== Supplied records ==
----

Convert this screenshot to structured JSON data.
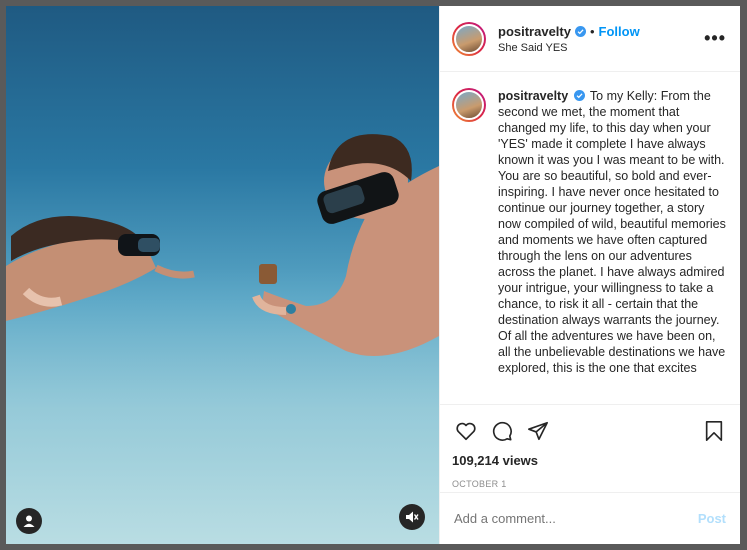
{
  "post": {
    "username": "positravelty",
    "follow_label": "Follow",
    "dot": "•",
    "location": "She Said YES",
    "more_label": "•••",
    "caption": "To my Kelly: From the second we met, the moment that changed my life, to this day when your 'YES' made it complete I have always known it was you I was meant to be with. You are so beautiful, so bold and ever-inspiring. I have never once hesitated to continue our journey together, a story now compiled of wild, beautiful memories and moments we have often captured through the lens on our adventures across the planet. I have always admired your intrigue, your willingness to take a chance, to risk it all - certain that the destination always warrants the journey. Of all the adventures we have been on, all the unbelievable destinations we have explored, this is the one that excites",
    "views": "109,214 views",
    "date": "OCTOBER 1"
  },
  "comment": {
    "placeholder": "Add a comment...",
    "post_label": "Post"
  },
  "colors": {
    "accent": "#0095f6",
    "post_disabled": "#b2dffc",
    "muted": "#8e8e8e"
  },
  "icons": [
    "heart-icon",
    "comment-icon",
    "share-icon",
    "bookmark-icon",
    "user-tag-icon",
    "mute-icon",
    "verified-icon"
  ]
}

----

== Problem statement ==
Your copy should repeat each entry above exactly but contain no pictures.

== Correct response ==
Convert this screenshot to structured JSON data.
{
  "post": {
    "username": "positravelty",
    "follow_label": "Follow",
    "dot": "•",
    "location": "She Said YES",
    "more_label": "•••",
    "caption": "To my Kelly: From the second we met, the moment that changed my life, to this day when your 'YES' made it complete I have always known it was you I was meant to be with. You are so beautiful, so bold and ever-inspiring. I have never once hesitated to continue our journey together, a story now compiled of wild, beautiful memories and moments we have often captured through the lens on our adventures across the planet. I have always admired your intrigue, your willingness to take a chance, to risk it all - certain that the destination always warrants the journey. Of all the adventures we have been on, all the unbelievable destinations we have explored, this is the one that excites",
    "views": "109,214 views",
    "date": "OCTOBER 1"
  },
  "comment": {
    "placeholder": "Add a comment...",
    "post_label": "Post"
  },
  "colors": {
    "accent": "#0095f6",
    "post_disabled": "#b2dffc",
    "muted": "#8e8e8e"
  },
  "icons": [
    "heart-icon",
    "comment-icon",
    "share-icon",
    "bookmark-icon",
    "user-tag-icon",
    "mute-icon",
    "verified-icon"
  ]
}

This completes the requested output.